(Stored entries)
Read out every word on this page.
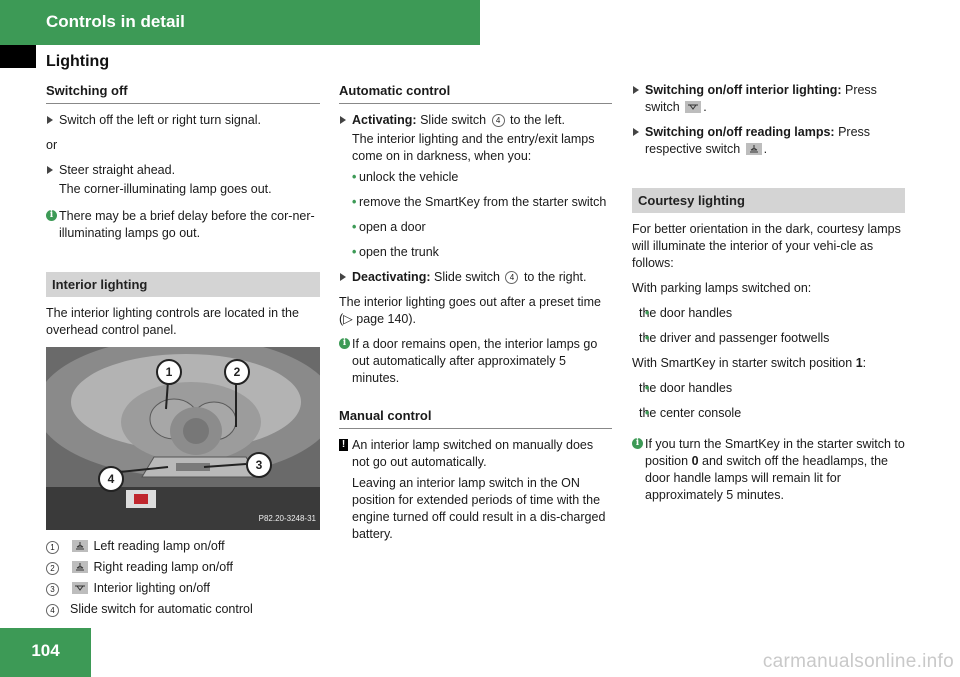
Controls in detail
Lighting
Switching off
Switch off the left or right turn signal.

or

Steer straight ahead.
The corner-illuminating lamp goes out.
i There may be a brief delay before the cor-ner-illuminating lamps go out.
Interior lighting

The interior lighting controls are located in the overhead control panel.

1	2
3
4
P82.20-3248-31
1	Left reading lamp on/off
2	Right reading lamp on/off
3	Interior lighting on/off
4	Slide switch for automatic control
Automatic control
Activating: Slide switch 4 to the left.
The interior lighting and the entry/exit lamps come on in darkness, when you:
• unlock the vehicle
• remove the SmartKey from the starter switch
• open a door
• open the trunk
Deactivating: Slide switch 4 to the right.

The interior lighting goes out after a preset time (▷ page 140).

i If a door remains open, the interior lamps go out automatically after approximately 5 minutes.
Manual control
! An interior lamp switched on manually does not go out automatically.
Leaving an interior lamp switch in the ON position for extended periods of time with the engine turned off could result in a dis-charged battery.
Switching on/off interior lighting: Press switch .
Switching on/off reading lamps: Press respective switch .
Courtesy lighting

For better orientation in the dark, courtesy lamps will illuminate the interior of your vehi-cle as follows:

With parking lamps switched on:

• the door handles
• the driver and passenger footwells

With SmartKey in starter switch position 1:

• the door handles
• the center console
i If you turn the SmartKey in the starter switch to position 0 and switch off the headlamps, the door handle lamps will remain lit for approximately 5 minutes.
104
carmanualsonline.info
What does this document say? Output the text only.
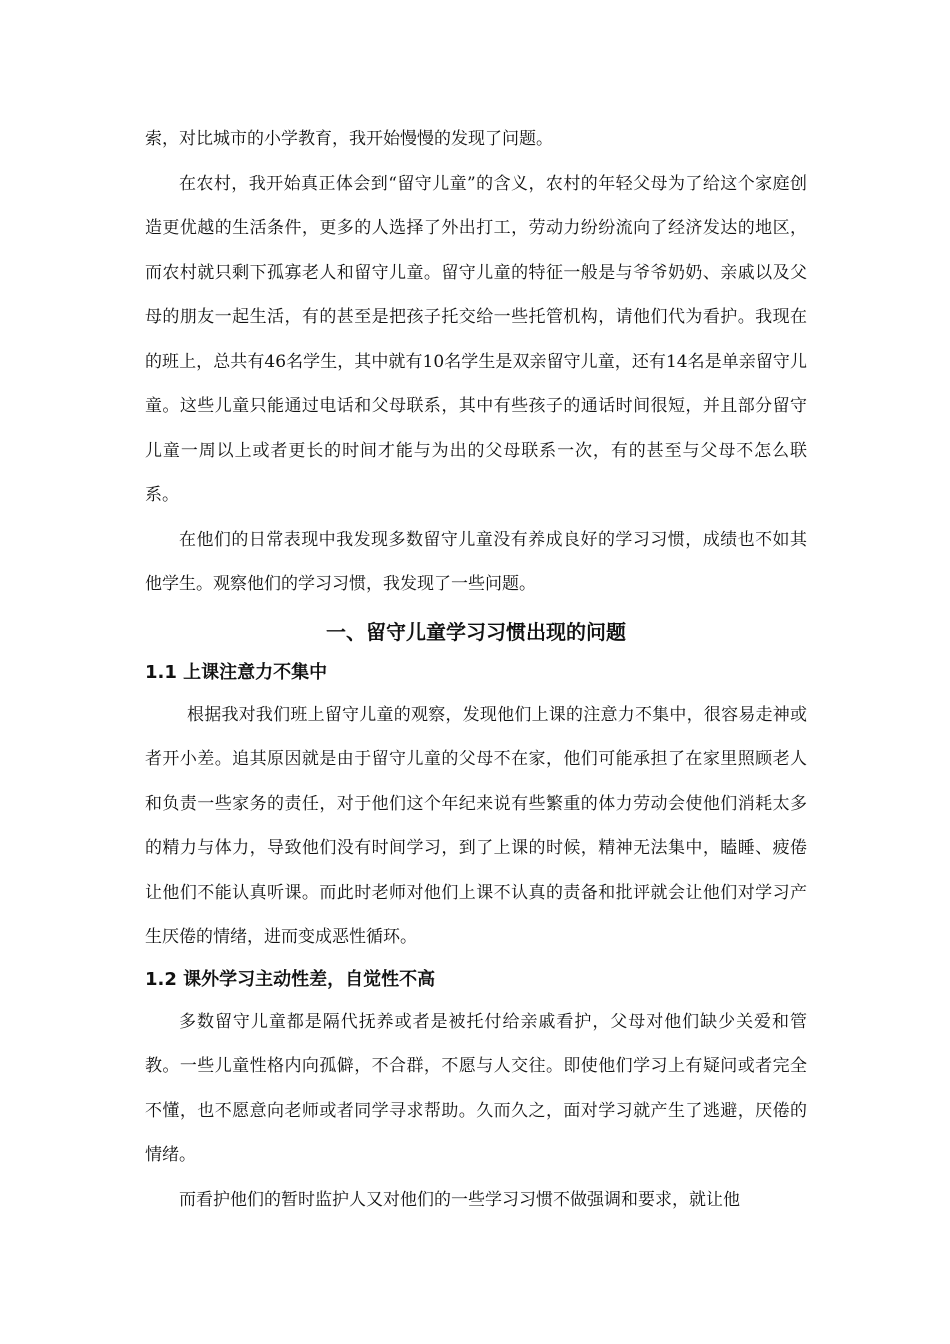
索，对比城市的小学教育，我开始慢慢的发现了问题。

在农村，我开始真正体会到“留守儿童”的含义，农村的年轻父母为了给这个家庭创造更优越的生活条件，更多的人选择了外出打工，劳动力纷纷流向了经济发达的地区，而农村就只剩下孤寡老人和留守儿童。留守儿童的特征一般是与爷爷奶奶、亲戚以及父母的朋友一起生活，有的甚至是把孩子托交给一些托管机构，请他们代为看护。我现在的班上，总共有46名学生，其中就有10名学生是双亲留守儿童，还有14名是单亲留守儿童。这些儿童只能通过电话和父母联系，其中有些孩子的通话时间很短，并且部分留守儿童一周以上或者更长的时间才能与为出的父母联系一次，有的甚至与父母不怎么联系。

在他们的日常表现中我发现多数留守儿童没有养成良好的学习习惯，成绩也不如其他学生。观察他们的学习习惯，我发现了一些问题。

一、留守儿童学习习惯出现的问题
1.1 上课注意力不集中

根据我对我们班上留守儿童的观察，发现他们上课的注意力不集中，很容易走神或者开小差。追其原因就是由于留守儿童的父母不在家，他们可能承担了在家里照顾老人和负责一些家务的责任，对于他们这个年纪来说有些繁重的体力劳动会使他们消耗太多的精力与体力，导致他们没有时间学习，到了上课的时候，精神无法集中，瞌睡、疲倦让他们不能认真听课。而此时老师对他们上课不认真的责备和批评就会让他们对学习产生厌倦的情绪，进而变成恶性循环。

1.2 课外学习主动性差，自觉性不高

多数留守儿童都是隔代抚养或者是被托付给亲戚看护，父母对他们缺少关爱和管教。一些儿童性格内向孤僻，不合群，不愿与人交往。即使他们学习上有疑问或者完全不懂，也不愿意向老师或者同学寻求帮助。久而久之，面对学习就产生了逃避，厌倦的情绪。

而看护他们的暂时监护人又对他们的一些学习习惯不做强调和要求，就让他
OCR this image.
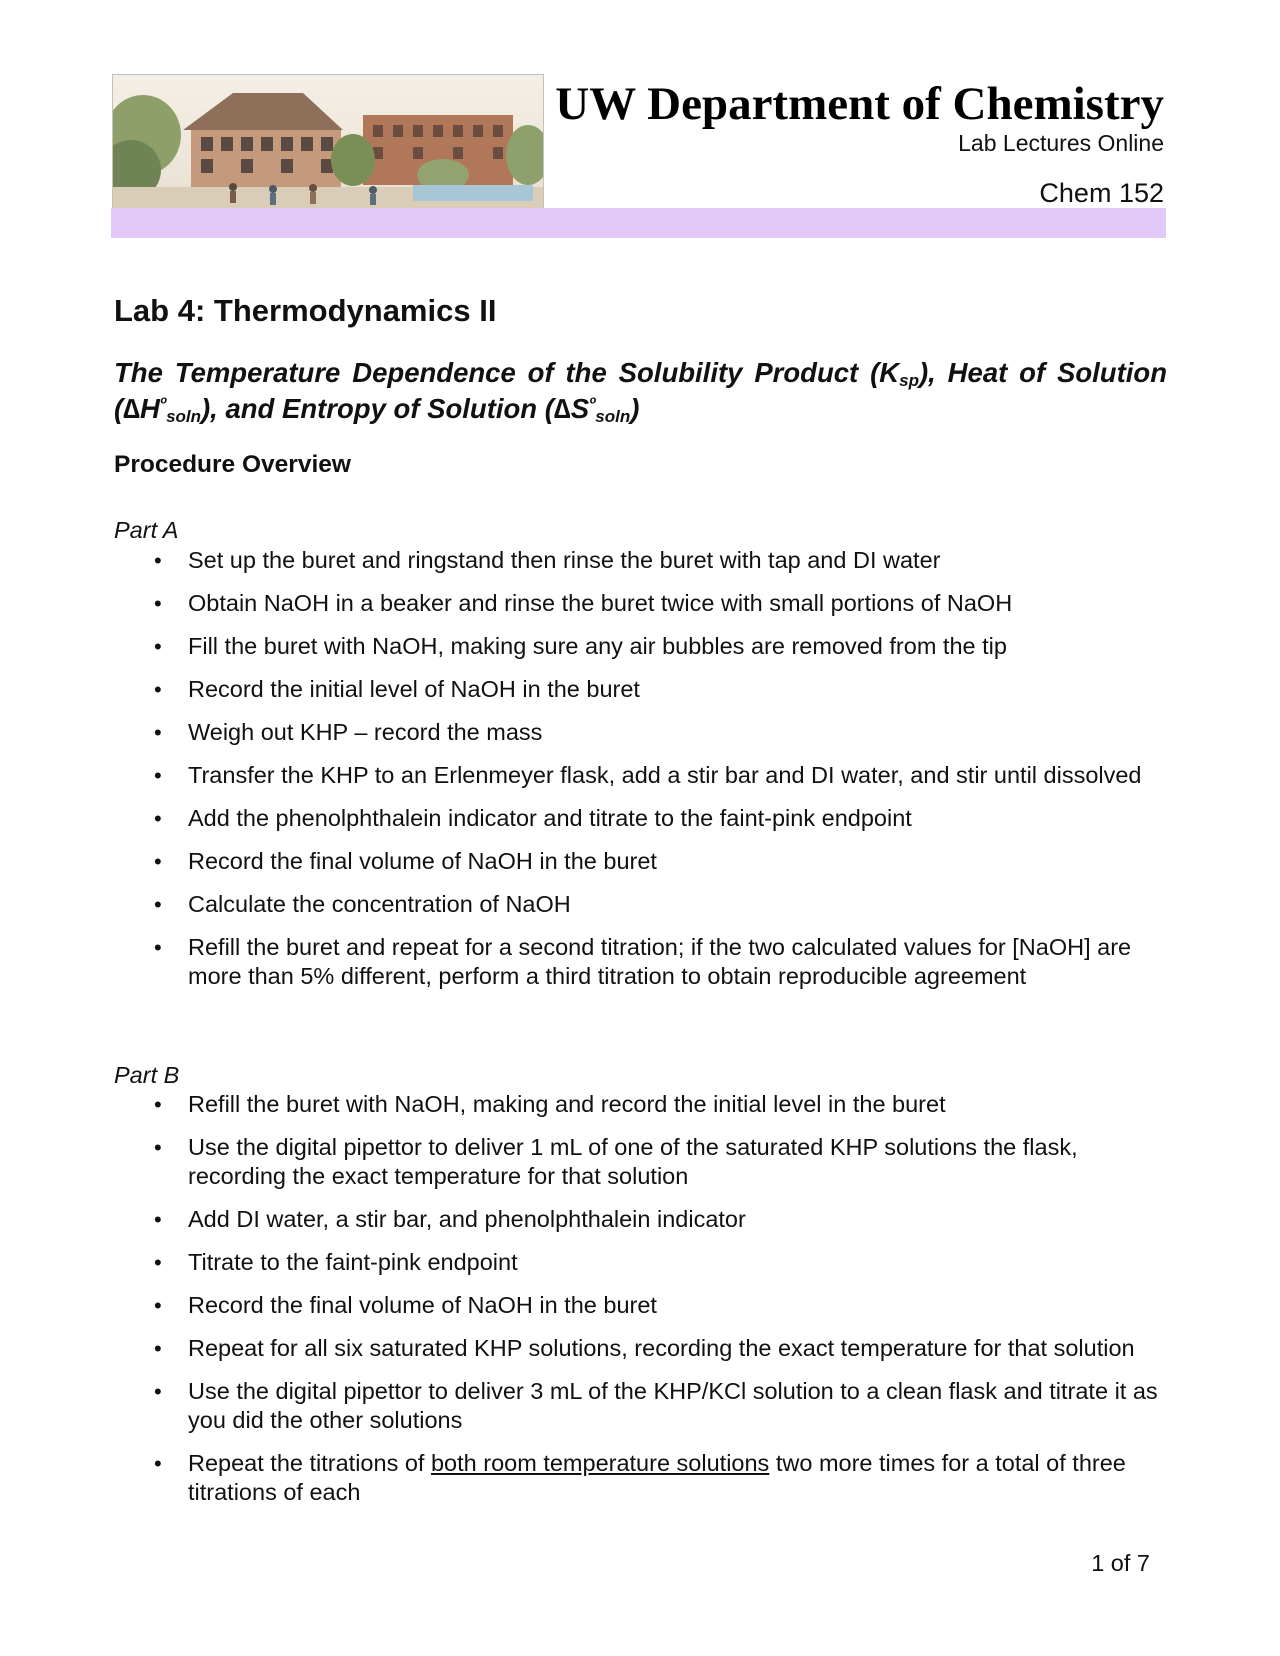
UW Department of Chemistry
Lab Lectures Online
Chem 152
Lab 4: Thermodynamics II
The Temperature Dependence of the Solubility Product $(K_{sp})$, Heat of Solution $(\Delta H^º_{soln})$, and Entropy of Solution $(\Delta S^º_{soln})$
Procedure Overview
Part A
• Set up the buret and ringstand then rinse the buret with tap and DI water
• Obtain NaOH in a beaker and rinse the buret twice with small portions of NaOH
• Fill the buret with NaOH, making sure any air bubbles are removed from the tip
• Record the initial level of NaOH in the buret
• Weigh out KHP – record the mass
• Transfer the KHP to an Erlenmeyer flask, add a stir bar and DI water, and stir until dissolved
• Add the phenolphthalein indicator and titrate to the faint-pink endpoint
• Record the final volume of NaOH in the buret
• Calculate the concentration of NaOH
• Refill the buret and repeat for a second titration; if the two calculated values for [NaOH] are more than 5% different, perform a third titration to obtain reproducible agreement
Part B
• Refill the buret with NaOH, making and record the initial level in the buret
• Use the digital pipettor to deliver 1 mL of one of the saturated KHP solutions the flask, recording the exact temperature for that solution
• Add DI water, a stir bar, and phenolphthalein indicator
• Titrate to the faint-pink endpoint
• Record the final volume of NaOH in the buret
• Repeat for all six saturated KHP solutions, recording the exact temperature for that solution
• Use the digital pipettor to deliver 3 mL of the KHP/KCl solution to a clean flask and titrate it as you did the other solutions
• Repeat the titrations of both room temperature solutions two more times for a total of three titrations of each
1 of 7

### GIVEN PROBLEM
Your answer should be a single number: the count of lines in the data that include the word "illuminating".

### EXPECTED ANSWER
2